(Data to use)
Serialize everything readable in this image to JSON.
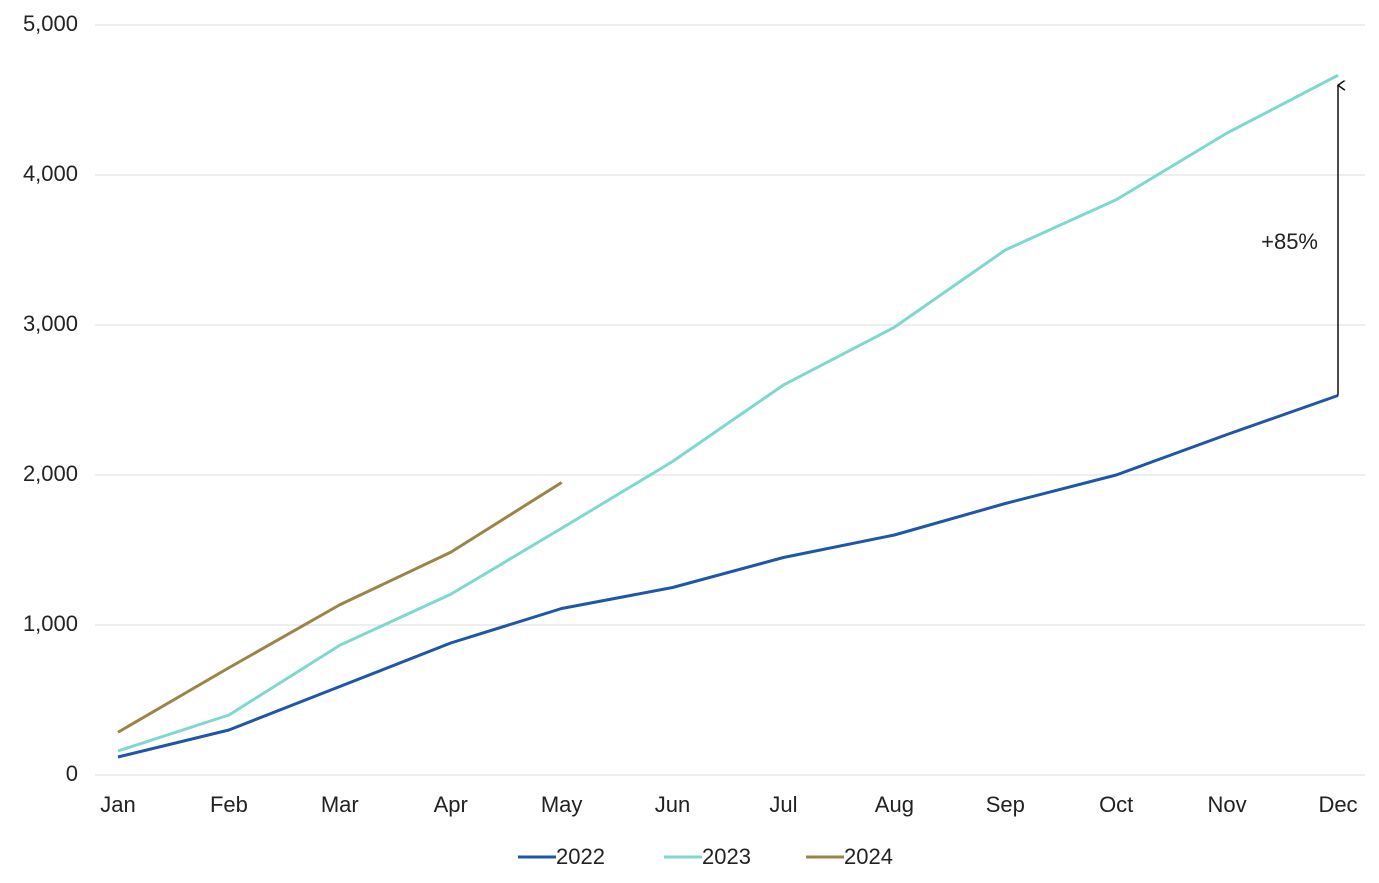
{
  "chart_data": {
    "type": "line",
    "categories": [
      "Jan",
      "Feb",
      "Mar",
      "Apr",
      "May",
      "Jun",
      "Jul",
      "Aug",
      "Sep",
      "Oct",
      "Nov",
      "Dec"
    ],
    "series": [
      {
        "name": "2022",
        "color": "#1f56a8",
        "values": [
          120,
          300,
          590,
          880,
          1110,
          1250,
          1450,
          1600,
          1810,
          2000,
          2270,
          2530
        ]
      },
      {
        "name": "2023",
        "color": "#7fd8d0",
        "values": [
          160,
          400,
          865,
          1205,
          1645,
          2090,
          2600,
          2985,
          3500,
          3835,
          4280,
          4665
        ]
      },
      {
        "name": "2024",
        "color": "#9a8548",
        "values": [
          285,
          715,
          1135,
          1485,
          1950,
          null,
          null,
          null,
          null,
          null,
          null,
          null
        ]
      }
    ],
    "ylim": [
      0,
      5000
    ],
    "yticks": [
      0,
      {
        "value": 1000,
        "label": "1,000"
      },
      {
        "value": 2000,
        "label": "2,000"
      },
      {
        "value": 3000,
        "label": "3,000"
      },
      {
        "value": 4000,
        "label": "4,000"
      },
      {
        "value": 5000,
        "label": "5,000"
      }
    ],
    "grid": true,
    "legend": "bottom",
    "annotation": "+85%"
  }
}
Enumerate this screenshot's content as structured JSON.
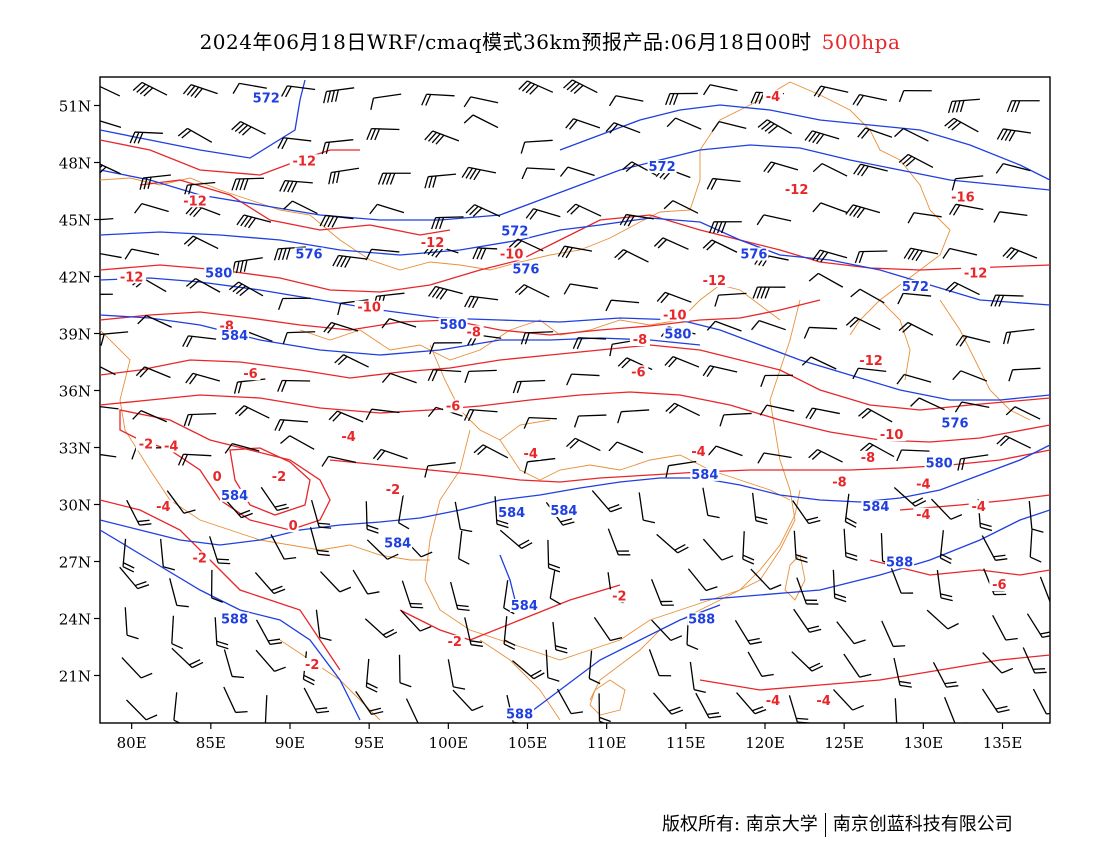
{
  "title": {
    "main": "2024年06月18日WRF/cmaq模式36km预报产品:06月18日00时",
    "level": "500hpa",
    "level_color": "#e8262a"
  },
  "axes": {
    "lat_labels": [
      "51N",
      "48N",
      "45N",
      "42N",
      "39N",
      "36N",
      "33N",
      "30N",
      "27N",
      "24N",
      "21N"
    ],
    "lat_values": [
      51,
      48,
      45,
      42,
      39,
      36,
      33,
      30,
      27,
      24,
      21
    ],
    "lon_labels": [
      "80E",
      "85E",
      "90E",
      "95E",
      "100E",
      "105E",
      "110E",
      "115E",
      "120E",
      "125E",
      "130E",
      "135E"
    ],
    "lon_values": [
      80,
      85,
      90,
      95,
      100,
      105,
      110,
      115,
      120,
      125,
      130,
      135
    ],
    "lon_range": [
      78,
      138
    ],
    "lat_range": [
      18.5,
      52.5
    ]
  },
  "colors": {
    "geopotential": "#1f3fe0",
    "temperature": "#e8262a",
    "boundary": "#e8903a",
    "wind_barb": "#000000"
  },
  "contour_labels": {
    "geopotential": [
      {
        "text": "572",
        "lon": 88.5,
        "lat": 51.2
      },
      {
        "text": "572",
        "lon": 113.5,
        "lat": 47.6
      },
      {
        "text": "572",
        "lon": 104.2,
        "lat": 44.2
      },
      {
        "text": "576",
        "lon": 91.2,
        "lat": 43.0
      },
      {
        "text": "576",
        "lon": 104.9,
        "lat": 42.2
      },
      {
        "text": "576",
        "lon": 119.3,
        "lat": 43.0
      },
      {
        "text": "580",
        "lon": 85.5,
        "lat": 42.0
      },
      {
        "text": "580",
        "lon": 100.3,
        "lat": 39.3
      },
      {
        "text": "580",
        "lon": 114.5,
        "lat": 38.8
      },
      {
        "text": "572",
        "lon": 129.5,
        "lat": 41.3
      },
      {
        "text": "584",
        "lon": 86.5,
        "lat": 38.7
      },
      {
        "text": "576",
        "lon": 132.0,
        "lat": 34.1
      },
      {
        "text": "580",
        "lon": 131.0,
        "lat": 32.0
      },
      {
        "text": "584",
        "lon": 86.5,
        "lat": 30.3
      },
      {
        "text": "584",
        "lon": 104.0,
        "lat": 29.4
      },
      {
        "text": "584",
        "lon": 107.3,
        "lat": 29.5
      },
      {
        "text": "584",
        "lon": 116.2,
        "lat": 31.4
      },
      {
        "text": "584",
        "lon": 96.8,
        "lat": 27.8
      },
      {
        "text": "584",
        "lon": 127.0,
        "lat": 29.7
      },
      {
        "text": "588",
        "lon": 128.5,
        "lat": 26.8
      },
      {
        "text": "584",
        "lon": 104.8,
        "lat": 24.5
      },
      {
        "text": "588",
        "lon": 86.5,
        "lat": 23.8
      },
      {
        "text": "588",
        "lon": 116.0,
        "lat": 23.8
      },
      {
        "text": "588",
        "lon": 104.5,
        "lat": 18.8
      }
    ],
    "temperature": [
      {
        "text": "-4",
        "lon": 120.5,
        "lat": 51.3
      },
      {
        "text": "-12",
        "lon": 90.9,
        "lat": 47.9
      },
      {
        "text": "-12",
        "lon": 84.0,
        "lat": 45.8
      },
      {
        "text": "-12",
        "lon": 122.0,
        "lat": 46.4
      },
      {
        "text": "-16",
        "lon": 132.5,
        "lat": 46.0
      },
      {
        "text": "-12",
        "lon": 99.0,
        "lat": 43.6
      },
      {
        "text": "-10",
        "lon": 104.0,
        "lat": 43.0
      },
      {
        "text": "-12",
        "lon": 133.3,
        "lat": 42.0
      },
      {
        "text": "-12",
        "lon": 116.8,
        "lat": 41.6
      },
      {
        "text": "-12",
        "lon": 80.0,
        "lat": 41.8
      },
      {
        "text": "-10",
        "lon": 95.0,
        "lat": 40.2
      },
      {
        "text": "-10",
        "lon": 114.3,
        "lat": 39.8
      },
      {
        "text": "-8",
        "lon": 86.0,
        "lat": 39.2
      },
      {
        "text": "-8",
        "lon": 101.6,
        "lat": 38.9
      },
      {
        "text": "-8",
        "lon": 112.1,
        "lat": 38.5
      },
      {
        "text": "-12",
        "lon": 126.7,
        "lat": 37.4
      },
      {
        "text": "-6",
        "lon": 87.5,
        "lat": 36.7
      },
      {
        "text": "-6",
        "lon": 112.0,
        "lat": 36.8
      },
      {
        "text": "-6",
        "lon": 100.3,
        "lat": 35.0
      },
      {
        "text": "-10",
        "lon": 128.0,
        "lat": 33.5
      },
      {
        "text": "-4",
        "lon": 93.7,
        "lat": 33.4
      },
      {
        "text": "-8",
        "lon": 126.5,
        "lat": 32.3
      },
      {
        "text": "-8",
        "lon": 124.7,
        "lat": 31.0
      },
      {
        "text": "-4",
        "lon": 130.0,
        "lat": 30.9
      },
      {
        "text": "-2",
        "lon": 80.9,
        "lat": 33.0
      },
      {
        "text": "-4",
        "lon": 82.5,
        "lat": 32.9
      },
      {
        "text": "-4",
        "lon": 105.2,
        "lat": 32.5
      },
      {
        "text": "-4",
        "lon": 115.8,
        "lat": 32.6
      },
      {
        "text": "0",
        "lon": 85.4,
        "lat": 31.3
      },
      {
        "text": "-2",
        "lon": 89.3,
        "lat": 31.3
      },
      {
        "text": "-2",
        "lon": 96.5,
        "lat": 30.6
      },
      {
        "text": "-4",
        "lon": 82.0,
        "lat": 29.7
      },
      {
        "text": "-4",
        "lon": 130.0,
        "lat": 29.3
      },
      {
        "text": "-4",
        "lon": 133.5,
        "lat": 29.7
      },
      {
        "text": "0",
        "lon": 90.2,
        "lat": 28.7
      },
      {
        "text": "-2",
        "lon": 84.3,
        "lat": 27.0
      },
      {
        "text": "-6",
        "lon": 134.8,
        "lat": 25.6
      },
      {
        "text": "-2",
        "lon": 110.8,
        "lat": 25.0
      },
      {
        "text": "-2",
        "lon": 100.4,
        "lat": 22.6
      },
      {
        "text": "-2",
        "lon": 91.4,
        "lat": 21.4
      },
      {
        "text": "-4",
        "lon": 120.5,
        "lat": 19.5
      },
      {
        "text": "-4",
        "lon": 123.7,
        "lat": 19.5
      }
    ]
  },
  "footer": {
    "copyright": "版权所有: 南京大学",
    "company": "南京创蓝科技有限公司"
  }
}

(Goal) From the data, list each line in which the string "this" appears.

(Expected answer)
Serialize everything readable in this image to JSON.
Enumerate this screenshot's content as structured JSON.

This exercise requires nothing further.